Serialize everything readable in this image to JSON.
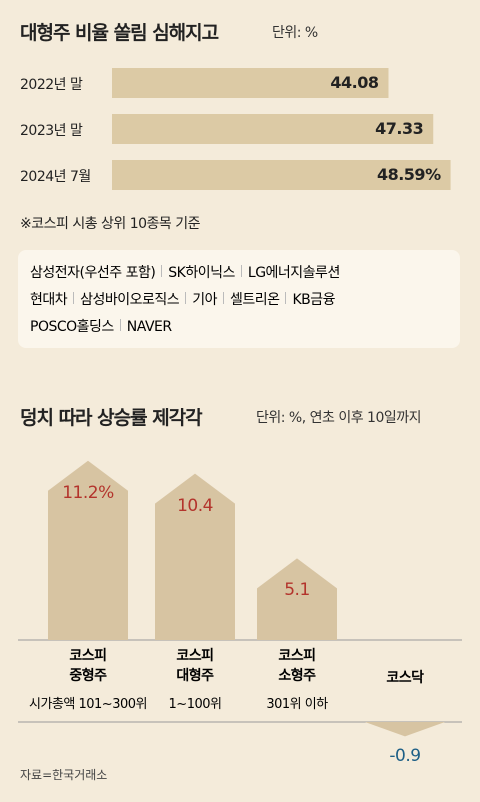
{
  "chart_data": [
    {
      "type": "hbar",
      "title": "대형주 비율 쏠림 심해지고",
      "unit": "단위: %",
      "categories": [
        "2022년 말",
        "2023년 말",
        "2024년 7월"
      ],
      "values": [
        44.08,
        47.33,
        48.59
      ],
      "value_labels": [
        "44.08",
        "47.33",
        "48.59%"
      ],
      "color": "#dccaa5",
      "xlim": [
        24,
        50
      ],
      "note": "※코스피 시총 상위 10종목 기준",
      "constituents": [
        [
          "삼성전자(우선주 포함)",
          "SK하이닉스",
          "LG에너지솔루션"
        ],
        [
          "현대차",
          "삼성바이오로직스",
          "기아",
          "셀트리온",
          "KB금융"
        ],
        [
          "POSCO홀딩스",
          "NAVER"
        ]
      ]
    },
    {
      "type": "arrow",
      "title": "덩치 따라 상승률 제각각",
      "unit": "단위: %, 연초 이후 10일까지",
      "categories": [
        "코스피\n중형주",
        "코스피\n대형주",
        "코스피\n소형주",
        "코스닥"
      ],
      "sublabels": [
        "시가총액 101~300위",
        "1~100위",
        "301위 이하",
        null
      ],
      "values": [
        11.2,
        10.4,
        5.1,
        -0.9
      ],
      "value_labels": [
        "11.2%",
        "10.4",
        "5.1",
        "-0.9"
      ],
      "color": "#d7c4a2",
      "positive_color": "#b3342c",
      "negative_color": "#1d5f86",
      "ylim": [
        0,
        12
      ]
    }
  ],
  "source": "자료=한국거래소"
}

## [Exercise description]
Leave out the pictures and transcribe everything else exactly.

## [Task solution]
Serialize everything readable in this image to JSON.
{
  "chart_data": [
    {
      "type": "hbar",
      "title": "대형주 비율 쏠림 심해지고",
      "unit": "단위: %",
      "categories": [
        "2022년 말",
        "2023년 말",
        "2024년 7월"
      ],
      "values": [
        44.08,
        47.33,
        48.59
      ],
      "value_labels": [
        "44.08",
        "47.33",
        "48.59%"
      ],
      "color": "#dccaa5",
      "xlim": [
        24,
        50
      ],
      "note": "※코스피 시총 상위 10종목 기준",
      "constituents": [
        [
          "삼성전자(우선주 포함)",
          "SK하이닉스",
          "LG에너지솔루션"
        ],
        [
          "현대차",
          "삼성바이오로직스",
          "기아",
          "셀트리온",
          "KB금융"
        ],
        [
          "POSCO홀딩스",
          "NAVER"
        ]
      ]
    },
    {
      "type": "arrow",
      "title": "덩치 따라 상승률 제각각",
      "unit": "단위: %, 연초 이후 10일까지",
      "categories": [
        "코스피\n중형주",
        "코스피\n대형주",
        "코스피\n소형주",
        "코스닥"
      ],
      "sublabels": [
        "시가총액 101~300위",
        "1~100위",
        "301위 이하",
        null
      ],
      "values": [
        11.2,
        10.4,
        5.1,
        -0.9
      ],
      "value_labels": [
        "11.2%",
        "10.4",
        "5.1",
        "-0.9"
      ],
      "color": "#d7c4a2",
      "positive_color": "#b3342c",
      "negative_color": "#1d5f86",
      "ylim": [
        0,
        12
      ]
    }
  ],
  "source": "자료=한국거래소"
}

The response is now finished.